[Listings of elements and their boxes]
+ + + + +

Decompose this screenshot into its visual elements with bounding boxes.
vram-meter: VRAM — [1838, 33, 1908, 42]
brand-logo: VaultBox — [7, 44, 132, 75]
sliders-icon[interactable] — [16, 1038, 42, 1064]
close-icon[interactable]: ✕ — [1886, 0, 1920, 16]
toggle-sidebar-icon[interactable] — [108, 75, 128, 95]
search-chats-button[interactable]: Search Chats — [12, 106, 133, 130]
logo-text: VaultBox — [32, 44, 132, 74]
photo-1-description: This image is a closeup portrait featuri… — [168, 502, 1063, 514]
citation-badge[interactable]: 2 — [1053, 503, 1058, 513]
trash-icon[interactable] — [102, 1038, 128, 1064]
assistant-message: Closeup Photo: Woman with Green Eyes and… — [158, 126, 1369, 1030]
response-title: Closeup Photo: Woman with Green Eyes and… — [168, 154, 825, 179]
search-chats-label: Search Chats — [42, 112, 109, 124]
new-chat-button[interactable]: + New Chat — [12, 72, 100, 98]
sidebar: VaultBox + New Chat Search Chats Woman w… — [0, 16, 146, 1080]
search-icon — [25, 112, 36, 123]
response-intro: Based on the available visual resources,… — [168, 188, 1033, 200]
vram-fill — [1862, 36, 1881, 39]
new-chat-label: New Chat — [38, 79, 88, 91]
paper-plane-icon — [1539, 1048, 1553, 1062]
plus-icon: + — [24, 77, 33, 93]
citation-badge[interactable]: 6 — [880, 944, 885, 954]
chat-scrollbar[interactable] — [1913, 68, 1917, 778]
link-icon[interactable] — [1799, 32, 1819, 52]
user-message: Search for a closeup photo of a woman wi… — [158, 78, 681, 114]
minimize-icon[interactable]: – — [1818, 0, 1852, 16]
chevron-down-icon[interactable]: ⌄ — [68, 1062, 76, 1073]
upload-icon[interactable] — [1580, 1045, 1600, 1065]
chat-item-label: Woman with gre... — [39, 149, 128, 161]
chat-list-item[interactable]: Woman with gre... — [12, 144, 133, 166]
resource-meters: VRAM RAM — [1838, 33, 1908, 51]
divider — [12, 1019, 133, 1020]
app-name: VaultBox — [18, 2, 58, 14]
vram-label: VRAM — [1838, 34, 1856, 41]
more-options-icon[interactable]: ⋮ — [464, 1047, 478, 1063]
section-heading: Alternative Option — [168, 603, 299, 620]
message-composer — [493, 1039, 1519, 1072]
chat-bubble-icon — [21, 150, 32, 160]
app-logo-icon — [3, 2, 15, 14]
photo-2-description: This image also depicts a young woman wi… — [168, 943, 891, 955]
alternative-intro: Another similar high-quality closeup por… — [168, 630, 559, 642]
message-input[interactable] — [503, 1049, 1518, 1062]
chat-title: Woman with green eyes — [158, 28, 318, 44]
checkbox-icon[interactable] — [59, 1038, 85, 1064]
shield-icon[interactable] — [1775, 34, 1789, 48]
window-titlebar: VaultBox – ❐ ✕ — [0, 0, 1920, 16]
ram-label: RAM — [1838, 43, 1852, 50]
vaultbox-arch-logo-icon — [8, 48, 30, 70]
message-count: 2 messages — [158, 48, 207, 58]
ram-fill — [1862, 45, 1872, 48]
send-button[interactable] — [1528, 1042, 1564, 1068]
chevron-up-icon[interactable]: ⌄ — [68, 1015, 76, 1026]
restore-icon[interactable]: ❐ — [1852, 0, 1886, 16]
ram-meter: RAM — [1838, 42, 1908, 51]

+ + + + +

## The request
Find each line of the data that contains the string "intro", matching case, and copy those lines.

## Result for this task
response-intro: Based on the available visual resources,… — [168, 188, 1033, 200]
alternative-intro: Another similar high-quality closeup por… — [168, 630, 559, 642]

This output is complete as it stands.